Objective: Would you extract the whole listing below and retype it exactly?

________

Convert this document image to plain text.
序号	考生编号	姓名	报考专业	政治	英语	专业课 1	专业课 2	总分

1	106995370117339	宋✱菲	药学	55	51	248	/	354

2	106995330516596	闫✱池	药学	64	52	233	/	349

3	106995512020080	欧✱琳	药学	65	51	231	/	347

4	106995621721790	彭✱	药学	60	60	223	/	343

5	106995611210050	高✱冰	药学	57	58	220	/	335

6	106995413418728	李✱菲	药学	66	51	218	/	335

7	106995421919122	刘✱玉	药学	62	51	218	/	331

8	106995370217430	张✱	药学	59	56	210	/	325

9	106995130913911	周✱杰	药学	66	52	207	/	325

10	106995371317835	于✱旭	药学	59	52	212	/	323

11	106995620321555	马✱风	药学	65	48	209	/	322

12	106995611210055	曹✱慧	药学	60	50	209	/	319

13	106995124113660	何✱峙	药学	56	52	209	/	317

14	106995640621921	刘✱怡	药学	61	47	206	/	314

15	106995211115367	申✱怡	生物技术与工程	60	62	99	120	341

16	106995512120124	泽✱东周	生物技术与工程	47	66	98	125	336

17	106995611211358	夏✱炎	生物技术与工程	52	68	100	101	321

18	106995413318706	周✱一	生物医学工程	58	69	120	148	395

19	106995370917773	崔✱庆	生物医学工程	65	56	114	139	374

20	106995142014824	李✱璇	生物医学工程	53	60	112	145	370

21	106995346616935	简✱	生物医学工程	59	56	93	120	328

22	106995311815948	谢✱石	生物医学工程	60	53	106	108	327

________

Answer to the exercise:
Convert this document image to plain text.
序号	考生编号	姓名	报考专业	政治	英语	专业课 1	专业课 2	总分

1	106995370117339	宋✱菲	药学	55	51	248	/	354

2	106995330516596	闫✱池	药学	64	52	233	/	349

3	106995512020080	欧✱琳	药学	65	51	231	/	347

4	106995621721790	彭✱	药学	60	60	223	/	343

5	106995611210050	高✱冰	药学	57	58	220	/	335

6	106995413418728	李✱菲	药学	66	51	218	/	335

7	106995421919122	刘✱玉	药学	62	51	218	/	331

8	106995370217430	张✱	药学	59	56	210	/	325

9	106995130913911	周✱杰	药学	66	52	207	/	325

10	106995371317835	于✱旭	药学	59	52	212	/	323

11	106995620321555	马✱风	药学	65	48	209	/	322

12	106995611210055	曹✱慧	药学	60	50	209	/	319

13	106995124113660	何✱峙	药学	56	52	209	/	317

14	106995640621921	刘✱怡	药学	61	47	206	/	314

15	106995211115367	申✱怡	生物技术与工程	60	62	99	120	341

16	106995512120124	泽✱东周	生物技术与工程	47	66	98	125	336

17	106995611211358	夏✱炎	生物技术与工程	52	68	100	101	321

18	106995413318706	周✱一	生物医学工程	58	69	120	148	395

19	106995370917773	崔✱庆	生物医学工程	65	56	114	139	374

20	106995142014824	李✱璇	生物医学工程	53	60	112	145	370

21	106995346616935	简✱	生物医学工程	59	56	93	120	328

22	106995311815948	谢✱石	生物医学工程	60	53	106	108	327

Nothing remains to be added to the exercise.